Source excerpt:

——

He said that the state had acted “prudently” to settle a small number of claims involving care in private nursing homes rather than risking an adverse outcome in a test case, “which could have provoked many more historic cases, all for the account of the taxpayer”.
There has been criticism from the opposition of the Attorney General’s report, with Labour leader Ivana Bacik saying the analysis failed to take into account of the state’s ethical duty, and People Before Profit TD Brid Smith calling the report “quite political”.
Aontú leader Peadar Tóibín said that the government has a duty of care to its most vulnerable citizens and should not “do citizens out of their entitlements”.
During Leaders’ Questions, co-leader of the Social Democrats Catherine Murphy said the Attorney General’s report was “incredibly blinkered”, and said that “cost containment is repeatedly conflated with public interest”.
“In summary, keeping costs down is good, screwing over vulnerable citizens is legally sound,” she told the Dáil.
She also criticised the Attorney General’s analysis of the state’s liability in relation to disability payments that had not been paid to people in residential care prior to 2007.
Despite the Taoiseach indicating last week that the state did not “have a leg to stand on” in relation to legacy disability payments, Mr Fanning concluded that the state had no legal obligation to provide redress, and any claims that might now be brought are “very historic indeed, if they are not all statute barred”.
Ms Murphy said: “Even in the case of the state effectively illegally stealing disability payments from the most vulnerable citizens, the AG tells us there is no positive legal obligation to repay those funds.
“I have been thinking about that line since since I read it in the report – ‘no positive legal obligation’ – and have to say, I find that really extraordinary.
“This is a bold admission that the state had no valid legal authority to withdraw the meagre disability payments from extremely vulnerable citizens who are in residential care – and no strict legal duty to repay that money, so effectively it didn’t bother.”
Comparing the case to the tracker mortgage scandal, Ms Murphy asked whether the state would prefer if banks took the same “scorched earth approach” that had been adopted in these instances.
She argued that the many Irish people do not have the capacity to sue the state to enforce their rights and entitlements, and added that “we expect the state to own up to its wrongs and to undo those wrongs”.
“In this case, we have a state behaving with less of a moral compass than the banks,” she said.
Taoiseach Leo Varadkar raised the AG’s report analysis that highlighted the need to balance the cost of redress with providing for its citizens in the future, as well as the right to a confidential strategy when taking legal cases.
Mr Varadkar also raised a point made by the AG that the state “is not a normal litigant”.

——

What to work on: Please reproduce the passage of the news excerpt on the Attorney General's report from "She argued that" up to and including "taking legal cases.".

Data segment:
——

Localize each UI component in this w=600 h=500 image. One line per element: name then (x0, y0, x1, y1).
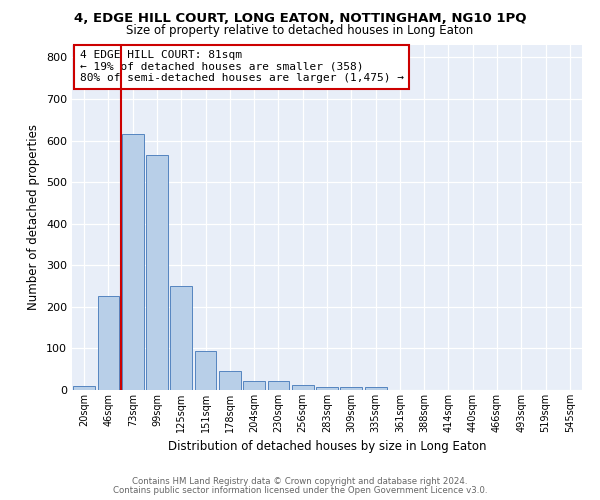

——

In response:
She argued that the many Irish people do not have the capacity to sue the state to enforce their rights and entitlements, and added that “we expect the state to own up to its wrongs and to undo those wrongs”.
“In this case, we have a state behaving with less of a moral compass than the banks,” she said.
Taoiseach Leo Varadkar raised the AG’s report analysis that highlighted the need to balance the cost of redress with providing for its citizens in the future, as well as the right to a confidential strategy when taking legal cases.